Count how many lines of the material contain the string "gain", then give that number and nothing more.

# Rows:
┏━━

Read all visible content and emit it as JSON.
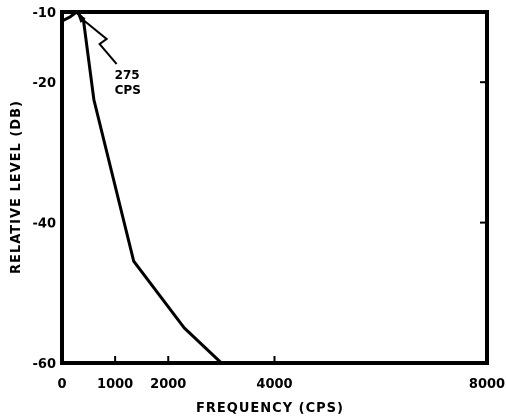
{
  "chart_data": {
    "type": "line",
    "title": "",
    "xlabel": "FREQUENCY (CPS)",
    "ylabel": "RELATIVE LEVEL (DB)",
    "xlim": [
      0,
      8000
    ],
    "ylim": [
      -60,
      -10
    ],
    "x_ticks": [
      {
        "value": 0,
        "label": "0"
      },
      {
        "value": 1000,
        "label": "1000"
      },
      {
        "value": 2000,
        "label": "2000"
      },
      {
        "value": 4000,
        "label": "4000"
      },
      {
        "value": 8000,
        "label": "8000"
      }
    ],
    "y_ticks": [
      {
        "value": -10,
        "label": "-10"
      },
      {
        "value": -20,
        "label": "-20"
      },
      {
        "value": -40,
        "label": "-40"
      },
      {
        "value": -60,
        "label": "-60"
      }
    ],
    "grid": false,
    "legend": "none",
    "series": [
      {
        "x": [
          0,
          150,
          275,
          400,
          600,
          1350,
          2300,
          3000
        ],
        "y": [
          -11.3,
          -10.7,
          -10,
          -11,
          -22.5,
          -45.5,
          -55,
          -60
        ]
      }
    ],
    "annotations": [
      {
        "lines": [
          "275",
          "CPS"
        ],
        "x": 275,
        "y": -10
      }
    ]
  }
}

┗━━
┏━━

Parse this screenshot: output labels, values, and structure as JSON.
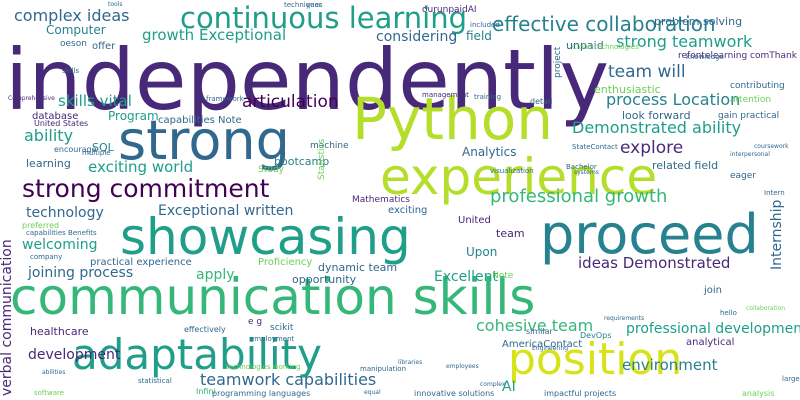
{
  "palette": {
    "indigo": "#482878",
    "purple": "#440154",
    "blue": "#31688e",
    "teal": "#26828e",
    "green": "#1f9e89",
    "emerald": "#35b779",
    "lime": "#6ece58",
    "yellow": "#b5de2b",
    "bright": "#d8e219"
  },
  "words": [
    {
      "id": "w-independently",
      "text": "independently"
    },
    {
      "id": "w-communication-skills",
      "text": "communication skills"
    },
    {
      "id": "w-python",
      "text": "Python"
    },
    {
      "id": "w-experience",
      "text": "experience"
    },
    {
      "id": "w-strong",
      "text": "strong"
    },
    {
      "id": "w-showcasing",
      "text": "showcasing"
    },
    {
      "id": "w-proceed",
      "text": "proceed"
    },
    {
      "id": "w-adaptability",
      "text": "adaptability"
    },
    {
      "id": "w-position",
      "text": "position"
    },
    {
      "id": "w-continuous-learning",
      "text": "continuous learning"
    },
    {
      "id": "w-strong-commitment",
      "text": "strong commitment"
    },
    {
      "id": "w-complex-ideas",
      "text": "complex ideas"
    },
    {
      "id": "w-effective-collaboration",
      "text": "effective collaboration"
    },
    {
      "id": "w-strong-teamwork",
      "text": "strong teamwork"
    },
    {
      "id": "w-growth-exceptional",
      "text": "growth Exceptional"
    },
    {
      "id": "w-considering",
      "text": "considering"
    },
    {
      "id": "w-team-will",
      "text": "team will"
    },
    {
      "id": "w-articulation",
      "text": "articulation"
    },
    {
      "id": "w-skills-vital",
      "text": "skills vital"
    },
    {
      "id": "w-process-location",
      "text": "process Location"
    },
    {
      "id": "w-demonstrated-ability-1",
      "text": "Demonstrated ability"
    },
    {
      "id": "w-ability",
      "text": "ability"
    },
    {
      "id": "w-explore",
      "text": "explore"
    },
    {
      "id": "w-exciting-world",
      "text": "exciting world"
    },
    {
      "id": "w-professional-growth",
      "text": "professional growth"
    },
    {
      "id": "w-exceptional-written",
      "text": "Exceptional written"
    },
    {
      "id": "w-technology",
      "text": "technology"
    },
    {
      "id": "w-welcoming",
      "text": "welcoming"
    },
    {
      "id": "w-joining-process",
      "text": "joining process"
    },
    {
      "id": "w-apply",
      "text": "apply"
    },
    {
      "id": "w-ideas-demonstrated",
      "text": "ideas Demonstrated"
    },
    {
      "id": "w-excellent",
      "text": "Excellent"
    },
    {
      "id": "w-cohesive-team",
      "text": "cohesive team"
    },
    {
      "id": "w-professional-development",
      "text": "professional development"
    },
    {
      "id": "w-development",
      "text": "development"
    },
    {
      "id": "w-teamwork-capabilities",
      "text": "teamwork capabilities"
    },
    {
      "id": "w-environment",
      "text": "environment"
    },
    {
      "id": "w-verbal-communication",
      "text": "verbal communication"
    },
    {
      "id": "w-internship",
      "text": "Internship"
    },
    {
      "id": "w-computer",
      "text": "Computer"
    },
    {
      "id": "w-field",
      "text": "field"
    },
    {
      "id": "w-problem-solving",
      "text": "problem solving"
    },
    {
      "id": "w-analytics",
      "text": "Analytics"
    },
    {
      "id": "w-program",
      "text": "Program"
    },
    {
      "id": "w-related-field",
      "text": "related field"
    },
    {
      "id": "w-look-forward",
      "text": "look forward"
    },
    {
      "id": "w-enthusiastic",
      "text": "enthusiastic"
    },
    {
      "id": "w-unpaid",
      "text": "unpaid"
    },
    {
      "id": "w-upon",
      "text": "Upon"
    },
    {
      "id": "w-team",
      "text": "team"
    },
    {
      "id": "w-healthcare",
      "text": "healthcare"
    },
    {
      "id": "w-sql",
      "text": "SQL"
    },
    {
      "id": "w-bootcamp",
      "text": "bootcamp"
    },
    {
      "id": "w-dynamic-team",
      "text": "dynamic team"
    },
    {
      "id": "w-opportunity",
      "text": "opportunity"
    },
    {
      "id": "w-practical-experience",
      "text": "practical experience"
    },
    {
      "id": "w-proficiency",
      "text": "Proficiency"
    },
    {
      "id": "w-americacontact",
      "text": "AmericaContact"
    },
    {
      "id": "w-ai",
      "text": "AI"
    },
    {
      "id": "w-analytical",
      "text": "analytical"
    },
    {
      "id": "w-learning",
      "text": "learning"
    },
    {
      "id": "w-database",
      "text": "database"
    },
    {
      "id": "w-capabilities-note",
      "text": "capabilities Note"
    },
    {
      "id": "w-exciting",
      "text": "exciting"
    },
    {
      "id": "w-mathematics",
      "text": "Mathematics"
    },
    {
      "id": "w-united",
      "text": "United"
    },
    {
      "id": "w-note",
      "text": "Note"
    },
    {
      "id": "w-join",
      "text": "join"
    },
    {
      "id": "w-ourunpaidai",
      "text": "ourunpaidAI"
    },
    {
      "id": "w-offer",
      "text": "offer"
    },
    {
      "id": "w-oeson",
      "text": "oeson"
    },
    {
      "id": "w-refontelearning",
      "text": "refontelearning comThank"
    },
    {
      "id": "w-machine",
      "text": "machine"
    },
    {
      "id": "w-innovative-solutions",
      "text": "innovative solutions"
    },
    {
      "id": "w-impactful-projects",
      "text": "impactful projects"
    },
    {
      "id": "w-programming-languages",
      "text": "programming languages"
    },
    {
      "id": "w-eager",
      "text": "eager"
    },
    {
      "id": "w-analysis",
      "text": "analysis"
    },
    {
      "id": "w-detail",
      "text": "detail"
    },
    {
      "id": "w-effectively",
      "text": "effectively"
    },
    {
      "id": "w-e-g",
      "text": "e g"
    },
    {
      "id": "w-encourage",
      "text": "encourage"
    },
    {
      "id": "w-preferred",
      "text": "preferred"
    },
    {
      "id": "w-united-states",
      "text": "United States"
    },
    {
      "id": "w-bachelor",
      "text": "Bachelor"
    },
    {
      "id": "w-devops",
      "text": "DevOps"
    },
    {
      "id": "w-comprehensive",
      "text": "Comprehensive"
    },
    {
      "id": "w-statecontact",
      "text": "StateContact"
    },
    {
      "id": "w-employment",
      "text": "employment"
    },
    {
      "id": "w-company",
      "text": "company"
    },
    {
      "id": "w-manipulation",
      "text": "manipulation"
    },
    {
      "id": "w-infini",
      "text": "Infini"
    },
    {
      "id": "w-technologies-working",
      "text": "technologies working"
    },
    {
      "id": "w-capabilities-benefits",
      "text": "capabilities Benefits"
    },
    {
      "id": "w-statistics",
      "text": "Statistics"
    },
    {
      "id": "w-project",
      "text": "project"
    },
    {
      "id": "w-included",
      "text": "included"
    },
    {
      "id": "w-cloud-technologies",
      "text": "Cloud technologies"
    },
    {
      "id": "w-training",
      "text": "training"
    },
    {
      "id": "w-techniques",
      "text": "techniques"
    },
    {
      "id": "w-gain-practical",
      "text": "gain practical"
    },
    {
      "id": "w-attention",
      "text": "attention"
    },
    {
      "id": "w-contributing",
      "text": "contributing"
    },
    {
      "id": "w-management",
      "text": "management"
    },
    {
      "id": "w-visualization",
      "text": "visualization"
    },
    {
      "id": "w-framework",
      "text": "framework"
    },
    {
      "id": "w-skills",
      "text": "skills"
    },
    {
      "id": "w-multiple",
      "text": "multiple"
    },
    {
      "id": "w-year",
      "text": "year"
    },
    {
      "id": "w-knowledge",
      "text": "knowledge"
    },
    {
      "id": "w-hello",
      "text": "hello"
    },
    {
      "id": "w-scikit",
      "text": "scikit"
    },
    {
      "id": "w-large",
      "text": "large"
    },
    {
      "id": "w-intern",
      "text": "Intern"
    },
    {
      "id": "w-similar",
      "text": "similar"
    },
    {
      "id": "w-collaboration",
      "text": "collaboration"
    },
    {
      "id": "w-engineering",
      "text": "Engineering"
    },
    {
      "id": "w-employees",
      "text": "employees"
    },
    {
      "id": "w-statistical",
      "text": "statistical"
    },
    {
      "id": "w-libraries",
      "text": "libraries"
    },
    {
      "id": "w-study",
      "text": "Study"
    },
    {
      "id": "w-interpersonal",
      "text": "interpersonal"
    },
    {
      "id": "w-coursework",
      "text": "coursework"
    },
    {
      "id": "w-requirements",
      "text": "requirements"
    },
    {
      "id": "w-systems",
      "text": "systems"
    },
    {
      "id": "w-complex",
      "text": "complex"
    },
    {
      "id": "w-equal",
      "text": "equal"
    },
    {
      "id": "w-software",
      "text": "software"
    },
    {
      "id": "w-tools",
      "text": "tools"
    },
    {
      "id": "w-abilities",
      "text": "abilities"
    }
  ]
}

┗━━

# Final result:
2